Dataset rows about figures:

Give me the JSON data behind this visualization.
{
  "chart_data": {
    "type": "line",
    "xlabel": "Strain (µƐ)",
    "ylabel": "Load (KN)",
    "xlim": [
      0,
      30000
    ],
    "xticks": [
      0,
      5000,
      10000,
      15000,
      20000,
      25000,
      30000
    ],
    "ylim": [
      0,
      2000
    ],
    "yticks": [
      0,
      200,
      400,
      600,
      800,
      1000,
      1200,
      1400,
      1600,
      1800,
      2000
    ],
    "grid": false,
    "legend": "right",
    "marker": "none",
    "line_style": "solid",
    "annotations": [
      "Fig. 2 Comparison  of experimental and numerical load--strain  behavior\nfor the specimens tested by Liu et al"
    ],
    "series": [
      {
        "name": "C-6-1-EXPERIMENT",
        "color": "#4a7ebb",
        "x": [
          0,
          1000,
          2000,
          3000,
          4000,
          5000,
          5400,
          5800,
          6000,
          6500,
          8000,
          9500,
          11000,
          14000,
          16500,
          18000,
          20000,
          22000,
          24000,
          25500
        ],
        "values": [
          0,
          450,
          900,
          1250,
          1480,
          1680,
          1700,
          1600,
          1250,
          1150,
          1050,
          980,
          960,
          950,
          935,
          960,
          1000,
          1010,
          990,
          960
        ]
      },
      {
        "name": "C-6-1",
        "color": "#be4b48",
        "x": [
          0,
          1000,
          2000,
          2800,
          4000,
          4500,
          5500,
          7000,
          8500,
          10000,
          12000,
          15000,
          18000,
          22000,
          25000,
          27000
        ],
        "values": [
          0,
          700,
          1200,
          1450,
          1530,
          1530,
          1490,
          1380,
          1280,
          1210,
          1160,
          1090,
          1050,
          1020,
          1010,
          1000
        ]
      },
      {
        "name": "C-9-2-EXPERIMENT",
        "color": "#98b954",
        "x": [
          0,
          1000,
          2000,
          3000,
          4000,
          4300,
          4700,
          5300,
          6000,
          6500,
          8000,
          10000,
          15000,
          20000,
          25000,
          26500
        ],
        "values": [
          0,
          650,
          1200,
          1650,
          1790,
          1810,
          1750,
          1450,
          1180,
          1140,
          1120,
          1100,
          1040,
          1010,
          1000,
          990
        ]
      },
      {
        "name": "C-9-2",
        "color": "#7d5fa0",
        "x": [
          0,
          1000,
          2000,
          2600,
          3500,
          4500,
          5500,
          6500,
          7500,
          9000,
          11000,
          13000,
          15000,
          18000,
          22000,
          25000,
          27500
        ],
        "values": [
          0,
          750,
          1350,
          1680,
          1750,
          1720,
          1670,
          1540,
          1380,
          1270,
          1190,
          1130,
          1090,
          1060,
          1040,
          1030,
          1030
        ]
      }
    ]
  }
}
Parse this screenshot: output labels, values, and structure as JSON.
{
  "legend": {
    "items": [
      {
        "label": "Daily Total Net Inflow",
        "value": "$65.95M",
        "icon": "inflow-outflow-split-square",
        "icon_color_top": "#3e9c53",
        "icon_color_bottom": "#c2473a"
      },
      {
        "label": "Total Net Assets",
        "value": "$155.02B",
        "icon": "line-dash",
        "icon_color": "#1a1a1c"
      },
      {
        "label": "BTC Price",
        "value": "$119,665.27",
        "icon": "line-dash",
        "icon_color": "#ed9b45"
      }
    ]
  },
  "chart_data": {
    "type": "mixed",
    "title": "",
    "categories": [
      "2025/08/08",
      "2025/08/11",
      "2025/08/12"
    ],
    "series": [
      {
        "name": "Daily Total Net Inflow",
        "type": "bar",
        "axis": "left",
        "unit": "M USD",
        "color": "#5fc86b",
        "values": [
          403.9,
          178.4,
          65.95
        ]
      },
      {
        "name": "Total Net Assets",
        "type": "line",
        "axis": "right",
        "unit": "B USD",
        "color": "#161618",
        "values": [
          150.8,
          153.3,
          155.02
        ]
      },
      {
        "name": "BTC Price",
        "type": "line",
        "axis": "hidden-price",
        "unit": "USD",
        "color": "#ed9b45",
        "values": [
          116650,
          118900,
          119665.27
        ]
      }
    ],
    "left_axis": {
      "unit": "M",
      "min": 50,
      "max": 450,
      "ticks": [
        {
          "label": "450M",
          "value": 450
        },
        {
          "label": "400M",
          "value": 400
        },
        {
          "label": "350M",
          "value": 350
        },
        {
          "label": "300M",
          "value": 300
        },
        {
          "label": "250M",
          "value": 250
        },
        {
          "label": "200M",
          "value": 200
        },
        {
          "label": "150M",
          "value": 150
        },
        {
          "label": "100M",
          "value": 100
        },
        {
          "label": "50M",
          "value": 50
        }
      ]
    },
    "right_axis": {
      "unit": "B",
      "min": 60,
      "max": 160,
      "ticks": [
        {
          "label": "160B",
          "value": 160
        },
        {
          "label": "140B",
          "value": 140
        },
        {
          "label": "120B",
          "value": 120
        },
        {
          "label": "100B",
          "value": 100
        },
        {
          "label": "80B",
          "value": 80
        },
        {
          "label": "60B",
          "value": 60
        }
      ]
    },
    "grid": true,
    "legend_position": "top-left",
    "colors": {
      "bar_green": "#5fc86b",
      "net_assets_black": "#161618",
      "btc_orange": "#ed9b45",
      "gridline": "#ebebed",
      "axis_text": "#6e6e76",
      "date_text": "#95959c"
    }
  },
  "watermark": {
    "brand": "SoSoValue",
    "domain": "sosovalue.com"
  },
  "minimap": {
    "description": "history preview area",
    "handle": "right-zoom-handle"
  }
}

■ **Instructions to follow**:
Set down the material above again, word for word.

■ **Solution below**:
Give me the JSON data behind this visualization.
{
  "chart_data": {
    "type": "line",
    "xlabel": "Strain (µƐ)",
    "ylabel": "Load (KN)",
    "xlim": [
      0,
      30000
    ],
    "xticks": [
      0,
      5000,
      10000,
      15000,
      20000,
      25000,
      30000
    ],
    "ylim": [
      0,
      2000
    ],
    "yticks": [
      0,
      200,
      400,
      600,
      800,
      1000,
      1200,
      1400,
      1600,
      1800,
      2000
    ],
    "grid": false,
    "legend": "right",
    "marker": "none",
    "line_style": "solid",
    "annotations": [
      "Fig. 2 Comparison  of experimental and numerical load--strain  behavior\nfor the specimens tested by Liu et al"
    ],
    "series": [
      {
        "name": "C-6-1-EXPERIMENT",
        "color": "#4a7ebb",
        "x": [
          0,
          1000,
          2000,
          3000,
          4000,
          5000,
          5400,
          5800,
          6000,
          6500,
          8000,
          9500,
          11000,
          14000,
          16500,
          18000,
          20000,
          22000,
          24000,
          25500
        ],
        "values": [
          0,
          450,
          900,
          1250,
          1480,
          1680,
          1700,
          1600,
          1250,
          1150,
          1050,
          980,
          960,
          950,
          935,
          960,
          1000,
          1010,
          990,
          960
        ]
      },
      {
        "name": "C-6-1",
        "color": "#be4b48",
        "x": [
          0,
          1000,
          2000,
          2800,
          4000,
          4500,
          5500,
          7000,
          8500,
          10000,
          12000,
          15000,
          18000,
          22000,
          25000,
          27000
        ],
        "values": [
          0,
          700,
          1200,
          1450,
          1530,
          1530,
          1490,
          1380,
          1280,
          1210,
          1160,
          1090,
          1050,
          1020,
          1010,
          1000
        ]
      },
      {
        "name": "C-9-2-EXPERIMENT",
        "color": "#98b954",
        "x": [
          0,
          1000,
          2000,
          3000,
          4000,
          4300,
          4700,
          5300,
          6000,
          6500,
          8000,
          10000,
          15000,
          20000,
          25000,
          26500
        ],
        "values": [
          0,
          650,
          1200,
          1650,
          1790,
          1810,
          1750,
          1450,
          1180,
          1140,
          1120,
          1100,
          1040,
          1010,
          1000,
          990
        ]
      },
      {
        "name": "C-9-2",
        "color": "#7d5fa0",
        "x": [
          0,
          1000,
          2000,
          2600,
          3500,
          4500,
          5500,
          6500,
          7500,
          9000,
          11000,
          13000,
          15000,
          18000,
          22000,
          25000,
          27500
        ],
        "values": [
          0,
          750,
          1350,
          1680,
          1750,
          1720,
          1670,
          1540,
          1380,
          1270,
          1190,
          1130,
          1090,
          1060,
          1040,
          1030,
          1030
        ]
      }
    ]
  }
}
Parse this screenshot: output labels, values, and structure as JSON.
{
  "legend": {
    "items": [
      {
        "label": "Daily Total Net Inflow",
        "value": "$65.95M",
        "icon": "inflow-outflow-split-square",
        "icon_color_top": "#3e9c53",
        "icon_color_bottom": "#c2473a"
      },
      {
        "label": "Total Net Assets",
        "value": "$155.02B",
        "icon": "line-dash",
        "icon_color": "#1a1a1c"
      },
      {
        "label": "BTC Price",
        "value": "$119,665.27",
        "icon": "line-dash",
        "icon_color": "#ed9b45"
      }
    ]
  },
  "chart_data": {
    "type": "mixed",
    "title": "",
    "categories": [
      "2025/08/08",
      "2025/08/11",
      "2025/08/12"
    ],
    "series": [
      {
        "name": "Daily Total Net Inflow",
        "type": "bar",
        "axis": "left",
        "unit": "M USD",
        "color": "#5fc86b",
        "values": [
          403.9,
          178.4,
          65.95
        ]
      },
      {
        "name": "Total Net Assets",
        "type": "line",
        "axis": "right",
        "unit": "B USD",
        "color": "#161618",
        "values": [
          150.8,
          153.3,
          155.02
        ]
      },
      {
        "name": "BTC Price",
        "type": "line",
        "axis": "hidden-price",
        "unit": "USD",
        "color": "#ed9b45",
        "values": [
          116650,
          118900,
          119665.27
        ]
      }
    ],
    "left_axis": {
      "unit": "M",
      "min": 50,
      "max": 450,
      "ticks": [
        {
          "label": "450M",
          "value": 450
        },
        {
          "label": "400M",
          "value": 400
        },
        {
          "label": "350M",
          "value": 350
        },
        {
          "label": "300M",
          "value": 300
        },
        {
          "label": "250M",
          "value": 250
        },
        {
          "label": "200M",
          "value": 200
        },
        {
          "label": "150M",
          "value": 150
        },
        {
          "label": "100M",
          "value": 100
        },
        {
          "label": "50M",
          "value": 50
        }
      ]
    },
    "right_axis": {
      "unit": "B",
      "min": 60,
      "max": 160,
      "ticks": [
        {
          "label": "160B",
          "value": 160
        },
        {
          "label": "140B",
          "value": 140
        },
        {
          "label": "120B",
          "value": 120
        },
        {
          "label": "100B",
          "value": 100
        },
        {
          "label": "80B",
          "value": 80
        },
        {
          "label": "60B",
          "value": 60
        }
      ]
    },
    "grid": true,
    "legend_position": "top-left",
    "colors": {
      "bar_green": "#5fc86b",
      "net_assets_black": "#161618",
      "btc_orange": "#ed9b45",
      "gridline": "#ebebed",
      "axis_text": "#6e6e76",
      "date_text": "#95959c"
    }
  },
  "watermark": {
    "brand": "SoSoValue",
    "domain": "sosovalue.com"
  },
  "minimap": {
    "description": "history preview area",
    "handle": "right-zoom-handle"
  }
}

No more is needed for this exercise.